* [Goal] Collect every line of the records below that contains the word "Miami".
═════ Listing ═════
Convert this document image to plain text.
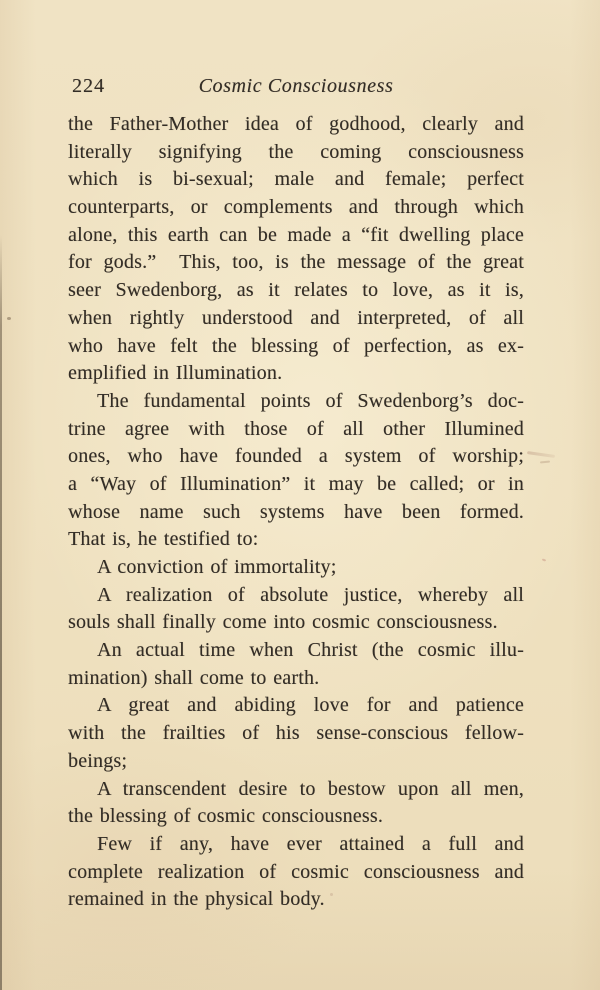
224	Cosmic Consciousness
the Father-Mother idea of godhood, clearly and
literally signifying the coming consciousness
which is bi-sexual; male and female; perfect
counterparts, or complements and through which
alone, this earth can be made a “fit dwelling place
for gods.”  This, too, is the message of the great
seer Swedenborg, as it relates to love, as it is,
when rightly understood and interpreted, of all
who have felt the blessing of perfection, as ex-
emplified in Illumination.
The fundamental points of Swedenborg’s doc-
trine agree with those of all other Illumined
ones, who have founded a system of worship;
a “Way of Illumination” it may be called; or in
whose name such systems have been formed.
That is, he testified to:
A conviction of immortality;
A realization of absolute justice, whereby all
souls shall finally come into cosmic consciousness.
An actual time when Christ (the cosmic illu-
mination) shall come to earth.
A great and abiding love for and patience
with the frailties of his sense-conscious fellow-
beings;
A transcendent desire to bestow upon all men,
the blessing of cosmic consciousness.
Few if any, have ever attained a full and
complete realization of cosmic consciousness and
remained in the physical body.
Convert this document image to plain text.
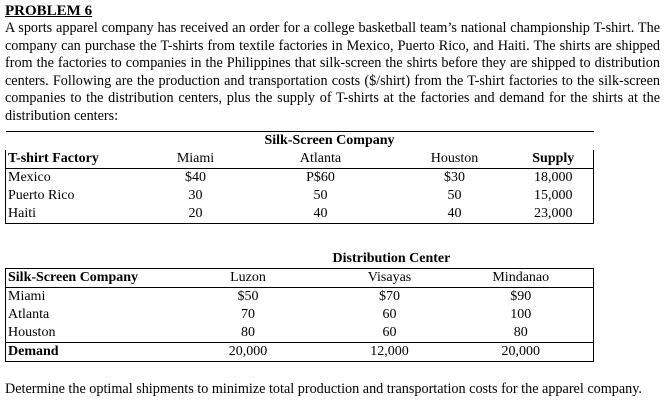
PROBLEM 6

A sports apparel company has received an order for a college basketball team’s national championship T-shirt. The company can purchase the T-shirts from textile factories in Mexico, Puerto Rico, and Haiti. The shirts are shipped from the factories to companies in the Philippines that silk-screen the shirts before they are shipped to distribution centers. Following are the production and transportation costs ($/shirt) from the T-shirt factories to the silk-screen companies to the distribution centers, plus the supply of T-shirts at the factories and demand for the shirts at the distribution centers:

	Silk-Screen Company			
T-shirt Factory	Miami	Atlanta	Houston	Supply
Mexico	$40	P$60	$30	18,000
Puerto Rico	30	50	50	15,000
Haiti	20	40	40	23,000
		Distribution Center	
Silk-Screen Company	Luzon	Visayas	Mindanao
Miami	$50	$70	$90
Atlanta	70	60	100
Houston	80	60	80
Demand	20,000	12,000	20,000

Determine the optimal shipments to minimize total production and transportation costs for the apparel company.
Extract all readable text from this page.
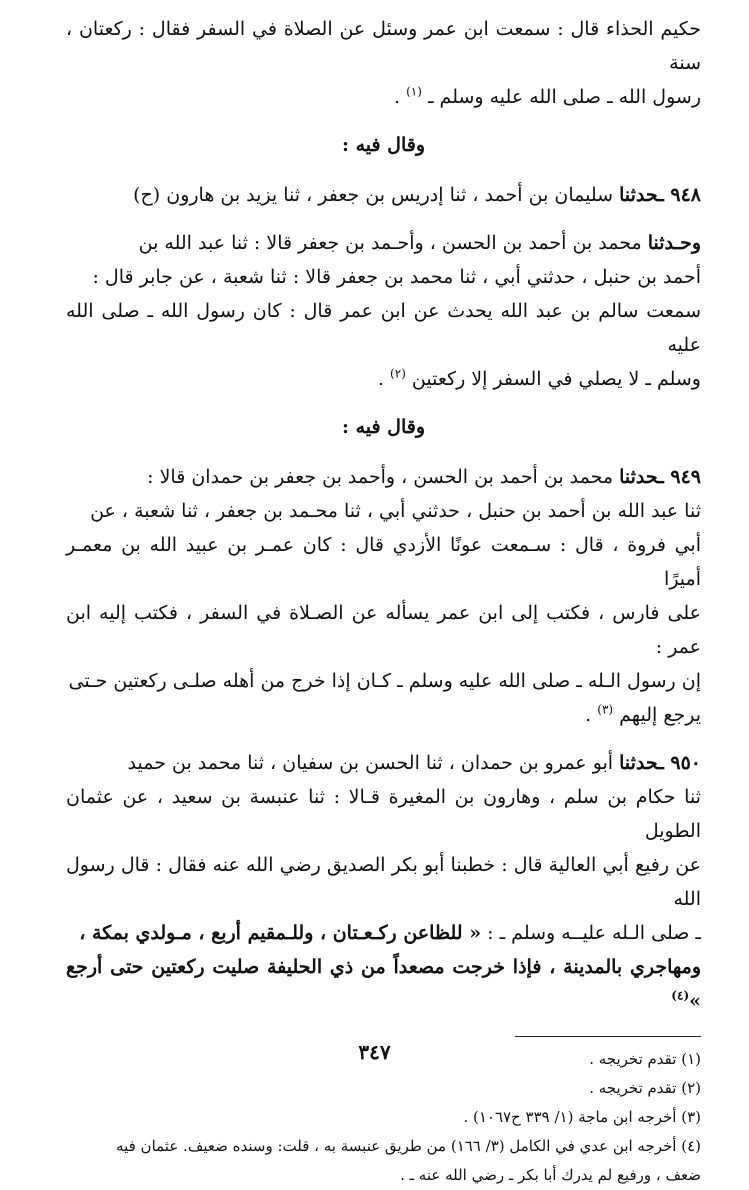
حكيم الحذاء قال : سمعت ابن عمر وسئل عن الصلاة في السفر فقال : ركعتان ، سنة
رسول الله ـ صلى الله عليه وسلم ـ $^{(١)}$ .

وقال فيه :

٩٤٨ ـحدثنا سليمان بن أحمد ، ثنا إدريس بن جعفر ، ثنا يزيد بن هارون (ح)

وحـدثنا محمد بن أحمد بن الحسن ، وأحـمد بن جعفر قالا : ثنا عبد الله بن
أحمد بن حنبل ، حدثني أبي ، ثنا محمد بن جعفر قالا : ثنا شعبة ، عن جابر قال :
سمعت سالم بن عبد الله يحدث عن ابن عمر قال : كان رسول الله ـ صلى الله عليه
وسلم ـ لا يصلي في السفر إلا ركعتين $^{(٢)}$ .

وقال فيه :

٩٤٩ ـحدثنا محمد بن أحمد بن الحسن ، وأحمد بن جعفر بن حمدان قالا :
ثنا عبد الله بن أحمد بن حنبل ، حدثني أبي ، ثنا محـمد بن جعفر ، ثنا شعبة ، عن
أبي فروة ، قال : سـمعت عونًا الأزدي قال : كان عمـر بن عبيد الله بن معمـر أميرًا
على فارس ، فكتب إلى ابن عمر يسأله عن الصـلاة في السفر ، فكتب إليه ابن عمر :
إن رسول الـله ـ صلى الله عليه وسلم ـ كـان إذا خرج من أهله صلـى ركعتين حـتى
يرجع إليهم $^{(٣)}$ .

٩٥٠ ـحدثنا أبو عمرو بن حمدان ، ثنا الحسن بن سفيان ، ثنا محمد بن حميد
ثنا حكام بن سلم ، وهارون بن المغيرة قـالا : ثنا عنبسة بن سعيد ، عن عثمان الطويل
عن رفيع أبي العالية قال : خطبنا أبو بكر الصديق رضي الله عنه فقال : قال رسول الله
ـ صلى الـله عليــه وسلم ـ : « للظاعن ركـعـتان ، وللـمقيم أربع ، مـولدي بمكة ،
ومهاجري بالمدينة ، فإذا خرجت مصعداً من ذي الحليفة صليت ركعتين حتى أرجع »$^{(٤)}$

(١) تقدم تخريجه .
(٢) تقدم تخريجه .
(٣) أخرجه ابن ماجة (١/ ٣٣٩ ح١٠٦٧) .
(٤) أخرجه ابن عدي في الكامل (٣/ ١٦٦) من طريق عنبسة به ، قلت: وسنده ضعيف. عثمان فيه
ضعف ، ورفيع لم يدرك أبا بكر ـ رضي الله عنه ـ .
٣٤٧
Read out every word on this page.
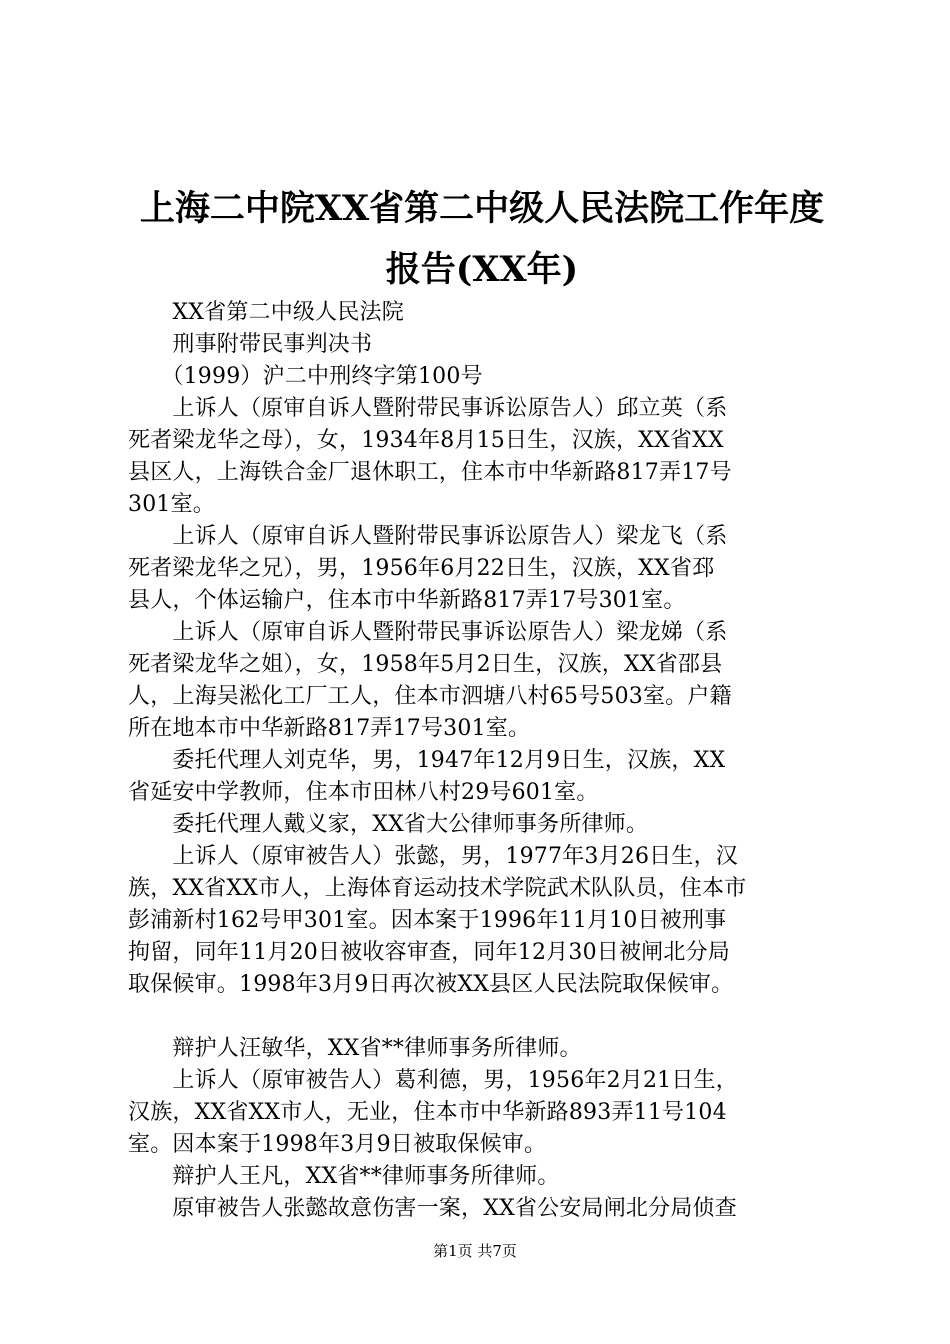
上海二中院XX省第二中级人民法院工作年度
报告(XX年)
　　XX省第二中级人民法院
　　刑事附带民事判决书
　　（1999）沪二中刑终字第100号
　　上诉人（原审自诉人暨附带民事诉讼原告人）邱立英（系
死者梁龙华之母），女，1934年8月15日生，汉族，XX省XX
县区人，上海铁合金厂退休职工，住本市中华新路817弄17号
301室。
　　上诉人（原审自诉人暨附带民事诉讼原告人）梁龙飞（系
死者梁龙华之兄），男，1956年6月22日生，汉族，XX省邳
县人，个体运输户，住本市中华新路817弄17号301室。
　　上诉人（原审自诉人暨附带民事诉讼原告人）梁龙娣（系
死者梁龙华之姐），女，1958年5月2日生，汉族，XX省邵县
人，上海吴淞化工厂工人，住本市泗塘八村65号503室。户籍
所在地本市中华新路817弄17号301室。
　　委托代理人刘克华，男，1947年12月9日生，汉族，XX
省延安中学教师，住本市田林八村29号601室。
　　委托代理人戴义家，XX省大公律师事务所律师。
　　上诉人（原审被告人）张懿，男，1977年3月26日生，汉
族，XX省XX市人，上海体育运动技术学院武术队队员，住本市
彭浦新村162号甲301室。因本案于1996年11月10日被刑事
拘留，同年11月20日被收容审查，同年12月30日被闸北分局
取保候审。1998年3月9日再次被XX县区人民法院取保候审。
　　辩护人汪敏华，XX省**律师事务所律师。
　　上诉人（原审被告人）葛利德，男，1956年2月21日生，
汉族，XX省XX市人，无业，住本市中华新路893弄11号104
室。因本案于1998年3月9日被取保候审。
　　辩护人王凡，XX省**律师事务所律师。
　　原审被告人张懿故意伤害一案，XX省公安局闸北分局侦查
第1页 共7页
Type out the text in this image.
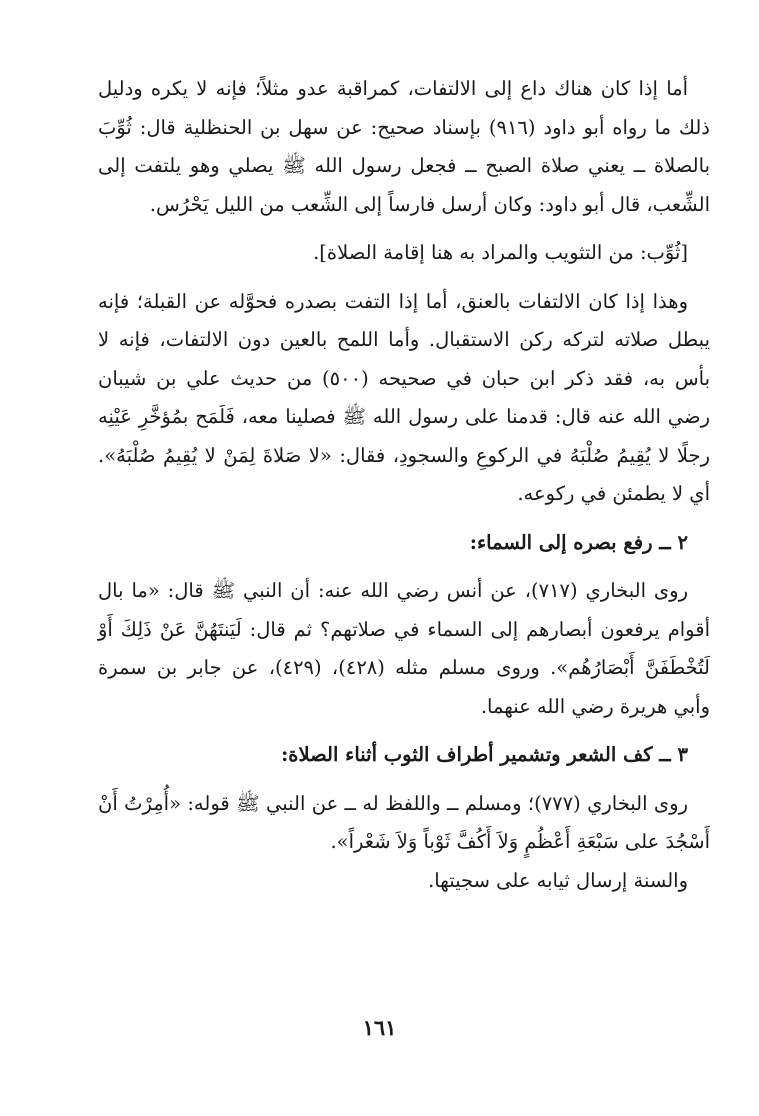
أما إذا كان هناك داع إلى الالتفات، كمراقبة عدو مثلاً؛ فإنه لا يكره ودليل ذلك ما رواه أبو داود (٩١٦) بإسناد صحيح: عن سهل بن الحنظلية قال: ثُوِّبَ بالصلاة ــ يعني صلاة الصبح ــ فجعل رسول الله ﷺ يصلي وهو يلتفت إلى الشِّعب، قال أبو داود: وكان أرسل فارساً إلى الشِّعب من الليل يَحْرُس.

[ثُوِّب: من التثويب والمراد به هنا إقامة الصلاة].

وهذا إذا كان الالتفات بالعنق، أما إذا التفت بصدره فحوَّله عن القبلة؛ فإنه يبطل صلاته لتركه ركن الاستقبال. وأما اللمح بالعين دون الالتفات، فإنه لا بأس به، فقد ذكر ابن حبان في صحيحه (٥٠٠) من حديث علي بن شيبان رضي الله عنه قال: قدمنا على رسول الله ﷺ فصلينا معه، فَلَمَح بمُؤخَّرِ عَيْنِه رجلًا لا يُقِيمُ صُلْبَهُ في الركوعِ والسجودِ، فقال: «لا صَلاةَ لِمَنْ لا يُقِيمُ صُلْبَهُ». أي لا يطمئن في ركوعه.

٢ ــ رفع بصره إلى السماء:

روى البخاري (٧١٧)، عن أنس رضي الله عنه: أن النبي ﷺ قال: «ما بال أقوام يرفعون أبصارهم إلى السماء في صلاتهم؟ ثم قال: لَيَنتَهُنَّ عَنْ ذَلِكَ أَوْ لَتُخْطَفَنَّ أَبْصَارُهُم». وروى مسلم مثله (٤٢٨)، (٤٢٩)، عن جابر بن سمرة وأبي هريرة رضي الله عنهما.

٣ ــ كف الشعر وتشمير أطراف الثوب أثناء الصلاة:

روى البخاري (٧٧٧)؛ ومسلم ــ واللفظ له ــ عن النبي ﷺ قوله: «أُمِرْتُ أَنْ أَسْجُدَ على سَبْعَةِ أَعْظُمٍ وَلاَ أَكُفَّ ثَوْباً وَلاَ شَعْراً».

والسنة إرسال ثيابه على سجيتها.

١٦١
═════
* [Written solution]
T-shirt Factory	Miami	Atlanta	Houston	Supply
Miami	$50	$70	$90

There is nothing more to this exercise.